___ Given data

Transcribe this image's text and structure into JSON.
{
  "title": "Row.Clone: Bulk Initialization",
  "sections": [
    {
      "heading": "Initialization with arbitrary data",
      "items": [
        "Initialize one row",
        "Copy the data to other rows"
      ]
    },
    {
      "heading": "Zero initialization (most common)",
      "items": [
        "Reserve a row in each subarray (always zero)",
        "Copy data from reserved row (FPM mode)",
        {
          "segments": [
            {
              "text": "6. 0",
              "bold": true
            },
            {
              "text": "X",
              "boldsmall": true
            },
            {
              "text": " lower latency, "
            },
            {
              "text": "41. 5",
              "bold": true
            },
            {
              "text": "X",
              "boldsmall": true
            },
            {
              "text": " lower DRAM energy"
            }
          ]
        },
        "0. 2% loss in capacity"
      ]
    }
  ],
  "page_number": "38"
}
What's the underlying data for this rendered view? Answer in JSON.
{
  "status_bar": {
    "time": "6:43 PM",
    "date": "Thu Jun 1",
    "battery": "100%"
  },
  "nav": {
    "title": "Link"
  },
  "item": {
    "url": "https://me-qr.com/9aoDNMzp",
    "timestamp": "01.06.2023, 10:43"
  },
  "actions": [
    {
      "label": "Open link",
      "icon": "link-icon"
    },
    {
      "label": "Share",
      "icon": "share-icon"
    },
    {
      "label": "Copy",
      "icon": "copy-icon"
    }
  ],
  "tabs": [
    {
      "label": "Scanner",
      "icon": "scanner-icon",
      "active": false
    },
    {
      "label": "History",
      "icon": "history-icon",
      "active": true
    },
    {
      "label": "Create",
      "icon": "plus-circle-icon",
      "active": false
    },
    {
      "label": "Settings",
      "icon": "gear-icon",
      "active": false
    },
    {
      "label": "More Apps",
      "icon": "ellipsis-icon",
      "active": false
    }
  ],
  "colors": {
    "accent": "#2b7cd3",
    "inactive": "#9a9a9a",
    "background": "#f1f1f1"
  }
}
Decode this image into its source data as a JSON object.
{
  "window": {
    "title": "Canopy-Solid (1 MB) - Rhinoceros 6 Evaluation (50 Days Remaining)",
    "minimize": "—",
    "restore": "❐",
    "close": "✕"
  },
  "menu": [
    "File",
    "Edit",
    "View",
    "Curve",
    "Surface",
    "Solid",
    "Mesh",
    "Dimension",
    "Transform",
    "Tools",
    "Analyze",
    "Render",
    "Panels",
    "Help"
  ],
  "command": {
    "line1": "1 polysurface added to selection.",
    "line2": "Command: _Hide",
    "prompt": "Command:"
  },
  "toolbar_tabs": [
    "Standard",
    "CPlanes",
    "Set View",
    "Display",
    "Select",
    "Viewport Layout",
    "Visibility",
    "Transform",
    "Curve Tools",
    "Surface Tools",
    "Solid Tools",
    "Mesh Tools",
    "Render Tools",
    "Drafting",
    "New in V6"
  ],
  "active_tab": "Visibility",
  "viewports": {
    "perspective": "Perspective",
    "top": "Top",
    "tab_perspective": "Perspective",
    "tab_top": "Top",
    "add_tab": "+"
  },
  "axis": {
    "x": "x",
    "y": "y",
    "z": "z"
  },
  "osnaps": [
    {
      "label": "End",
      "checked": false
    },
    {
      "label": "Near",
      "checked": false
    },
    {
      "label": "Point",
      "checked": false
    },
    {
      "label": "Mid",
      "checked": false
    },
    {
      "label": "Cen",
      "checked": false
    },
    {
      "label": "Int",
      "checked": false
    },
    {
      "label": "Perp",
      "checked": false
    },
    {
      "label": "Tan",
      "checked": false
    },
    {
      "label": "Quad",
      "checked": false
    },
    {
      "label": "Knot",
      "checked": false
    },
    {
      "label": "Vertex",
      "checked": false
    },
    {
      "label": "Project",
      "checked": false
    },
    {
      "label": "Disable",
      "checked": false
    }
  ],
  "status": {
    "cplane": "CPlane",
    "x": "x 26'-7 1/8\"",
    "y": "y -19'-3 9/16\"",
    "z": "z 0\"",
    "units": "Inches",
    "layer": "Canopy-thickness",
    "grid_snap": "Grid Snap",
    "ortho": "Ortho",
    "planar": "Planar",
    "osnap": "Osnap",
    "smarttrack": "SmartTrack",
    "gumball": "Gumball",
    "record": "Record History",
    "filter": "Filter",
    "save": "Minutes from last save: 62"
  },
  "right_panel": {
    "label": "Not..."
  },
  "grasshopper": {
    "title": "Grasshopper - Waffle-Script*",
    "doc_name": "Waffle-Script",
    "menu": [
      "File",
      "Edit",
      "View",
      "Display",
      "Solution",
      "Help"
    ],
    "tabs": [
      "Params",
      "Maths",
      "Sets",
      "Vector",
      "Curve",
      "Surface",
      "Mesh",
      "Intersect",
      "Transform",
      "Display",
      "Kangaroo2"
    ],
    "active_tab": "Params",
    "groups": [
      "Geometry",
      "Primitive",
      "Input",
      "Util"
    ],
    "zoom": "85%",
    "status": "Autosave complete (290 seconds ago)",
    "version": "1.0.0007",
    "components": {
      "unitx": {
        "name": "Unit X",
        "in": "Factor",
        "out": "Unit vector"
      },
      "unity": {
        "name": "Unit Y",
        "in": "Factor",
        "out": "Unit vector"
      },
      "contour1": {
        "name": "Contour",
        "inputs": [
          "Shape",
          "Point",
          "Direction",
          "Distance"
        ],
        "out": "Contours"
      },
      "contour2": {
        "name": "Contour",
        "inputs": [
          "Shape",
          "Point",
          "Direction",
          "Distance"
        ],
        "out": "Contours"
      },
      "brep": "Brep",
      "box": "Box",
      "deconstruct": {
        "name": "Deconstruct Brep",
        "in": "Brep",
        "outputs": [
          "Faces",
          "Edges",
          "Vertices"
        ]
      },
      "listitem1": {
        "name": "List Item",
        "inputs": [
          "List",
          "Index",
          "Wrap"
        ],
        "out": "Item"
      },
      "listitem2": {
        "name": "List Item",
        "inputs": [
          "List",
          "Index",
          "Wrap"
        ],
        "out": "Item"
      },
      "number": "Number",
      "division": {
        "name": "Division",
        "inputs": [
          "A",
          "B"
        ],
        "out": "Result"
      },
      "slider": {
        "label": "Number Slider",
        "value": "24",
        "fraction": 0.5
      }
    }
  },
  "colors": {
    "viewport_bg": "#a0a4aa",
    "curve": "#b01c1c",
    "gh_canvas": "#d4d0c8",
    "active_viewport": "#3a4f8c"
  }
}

______

Exact copies of all the records are required.

Solution to the problem »
Transcribe this image's text and structure into JSON.
{
  "title": "Row.Clone: Bulk Initialization",
  "sections": [
    {
      "heading": "Initialization with arbitrary data",
      "items": [
        "Initialize one row",
        "Copy the data to other rows"
      ]
    },
    {
      "heading": "Zero initialization (most common)",
      "items": [
        "Reserve a row in each subarray (always zero)",
        "Copy data from reserved row (FPM mode)",
        {
          "segments": [
            {
              "text": "6. 0",
              "bold": true
            },
            {
              "text": "X",
              "boldsmall": true
            },
            {
              "text": " lower latency, "
            },
            {
              "text": "41. 5",
              "bold": true
            },
            {
              "text": "X",
              "boldsmall": true
            },
            {
              "text": " lower DRAM energy"
            }
          ]
        },
        "0. 2% loss in capacity"
      ]
    }
  ],
  "page_number": "38"
}
What's the underlying data for this rendered view? Answer in JSON.
{
  "status_bar": {
    "time": "6:43 PM",
    "date": "Thu Jun 1",
    "battery": "100%"
  },
  "nav": {
    "title": "Link"
  },
  "item": {
    "url": "https://me-qr.com/9aoDNMzp",
    "timestamp": "01.06.2023, 10:43"
  },
  "actions": [
    {
      "label": "Open link",
      "icon": "link-icon"
    },
    {
      "label": "Share",
      "icon": "share-icon"
    },
    {
      "label": "Copy",
      "icon": "copy-icon"
    }
  ],
  "tabs": [
    {
      "label": "Scanner",
      "icon": "scanner-icon",
      "active": false
    },
    {
      "label": "History",
      "icon": "history-icon",
      "active": true
    },
    {
      "label": "Create",
      "icon": "plus-circle-icon",
      "active": false
    },
    {
      "label": "Settings",
      "icon": "gear-icon",
      "active": false
    },
    {
      "label": "More Apps",
      "icon": "ellipsis-icon",
      "active": false
    }
  ],
  "colors": {
    "accent": "#2b7cd3",
    "inactive": "#9a9a9a",
    "background": "#f1f1f1"
  }
}
Decode this image into its source data as a JSON object.
{
  "window": {
    "title": "Canopy-Solid (1 MB) - Rhinoceros 6 Evaluation (50 Days Remaining)",
    "minimize": "—",
    "restore": "❐",
    "close": "✕"
  },
  "menu": [
    "File",
    "Edit",
    "View",
    "Curve",
    "Surface",
    "Solid",
    "Mesh",
    "Dimension",
    "Transform",
    "Tools",
    "Analyze",
    "Render",
    "Panels",
    "Help"
  ],
  "command": {
    "line1": "1 polysurface added to selection.",
    "line2": "Command: _Hide",
    "prompt": "Command:"
  },
  "toolbar_tabs": [
    "Standard",
    "CPlanes",
    "Set View",
    "Display",
    "Select",
    "Viewport Layout",
    "Visibility",
    "Transform",
    "Curve Tools",
    "Surface Tools",
    "Solid Tools",
    "Mesh Tools",
    "Render Tools",
    "Drafting",
    "New in V6"
  ],
  "active_tab": "Visibility",
  "viewports": {
    "perspective": "Perspective",
    "top": "Top",
    "tab_perspective": "Perspective",
    "tab_top": "Top",
    "add_tab": "+"
  },
  "axis": {
    "x": "x",
    "y": "y",
    "z": "z"
  },
  "osnaps": [
    {
      "label": "End",
      "checked": false
    },
    {
      "label": "Near",
      "checked": false
    },
    {
      "label": "Point",
      "checked": false
    },
    {
      "label": "Mid",
      "checked": false
    },
    {
      "label": "Cen",
      "checked": false
    },
    {
      "label": "Int",
      "checked": false
    },
    {
      "label": "Perp",
      "checked": false
    },
    {
      "label": "Tan",
      "checked": false
    },
    {
      "label": "Quad",
      "checked": false
    },
    {
      "label": "Knot",
      "checked": false
    },
    {
      "label": "Vertex",
      "checked": false
    },
    {
      "label": "Project",
      "checked": false
    },
    {
      "label": "Disable",
      "checked": false
    }
  ],
  "status": {
    "cplane": "CPlane",
    "x": "x 26'-7 1/8\"",
    "y": "y -19'-3 9/16\"",
    "z": "z 0\"",
    "units": "Inches",
    "layer": "Canopy-thickness",
    "grid_snap": "Grid Snap",
    "ortho": "Ortho",
    "planar": "Planar",
    "osnap": "Osnap",
    "smarttrack": "SmartTrack",
    "gumball": "Gumball",
    "record": "Record History",
    "filter": "Filter",
    "save": "Minutes from last save: 62"
  },
  "right_panel": {
    "label": "Not..."
  },
  "grasshopper": {
    "title": "Grasshopper - Waffle-Script*",
    "doc_name": "Waffle-Script",
    "menu": [
      "File",
      "Edit",
      "View",
      "Display",
      "Solution",
      "Help"
    ],
    "tabs": [
      "Params",
      "Maths",
      "Sets",
      "Vector",
      "Curve",
      "Surface",
      "Mesh",
      "Intersect",
      "Transform",
      "Display",
      "Kangaroo2"
    ],
    "active_tab": "Params",
    "groups": [
      "Geometry",
      "Primitive",
      "Input",
      "Util"
    ],
    "zoom": "85%",
    "status": "Autosave complete (290 seconds ago)",
    "version": "1.0.0007",
    "components": {
      "unitx": {
        "name": "Unit X",
        "in": "Factor",
        "out": "Unit vector"
      },
      "unity": {
        "name": "Unit Y",
        "in": "Factor",
        "out": "Unit vector"
      },
      "contour1": {
        "name": "Contour",
        "inputs": [
          "Shape",
          "Point",
          "Direction",
          "Distance"
        ],
        "out": "Contours"
      },
      "contour2": {
        "name": "Contour",
        "inputs": [
          "Shape",
          "Point",
          "Direction",
          "Distance"
        ],
        "out": "Contours"
      },
      "brep": "Brep",
      "box": "Box",
      "deconstruct": {
        "name": "Deconstruct Brep",
        "in": "Brep",
        "outputs": [
          "Faces",
          "Edges",
          "Vertices"
        ]
      },
      "listitem1": {
        "name": "List Item",
        "inputs": [
          "List",
          "Index",
          "Wrap"
        ],
        "out": "Item"
      },
      "listitem2": {
        "name": "List Item",
        "inputs": [
          "List",
          "Index",
          "Wrap"
        ],
        "out": "Item"
      },
      "number": "Number",
      "division": {
        "name": "Division",
        "inputs": [
          "A",
          "B"
        ],
        "out": "Result"
      },
      "slider": {
        "label": "Number Slider",
        "value": "24",
        "fraction": 0.5
      }
    }
  },
  "colors": {
    "viewport_bg": "#a0a4aa",
    "curve": "#b01c1c",
    "gh_canvas": "#d4d0c8",
    "active_viewport": "#3a4f8c"
  }
}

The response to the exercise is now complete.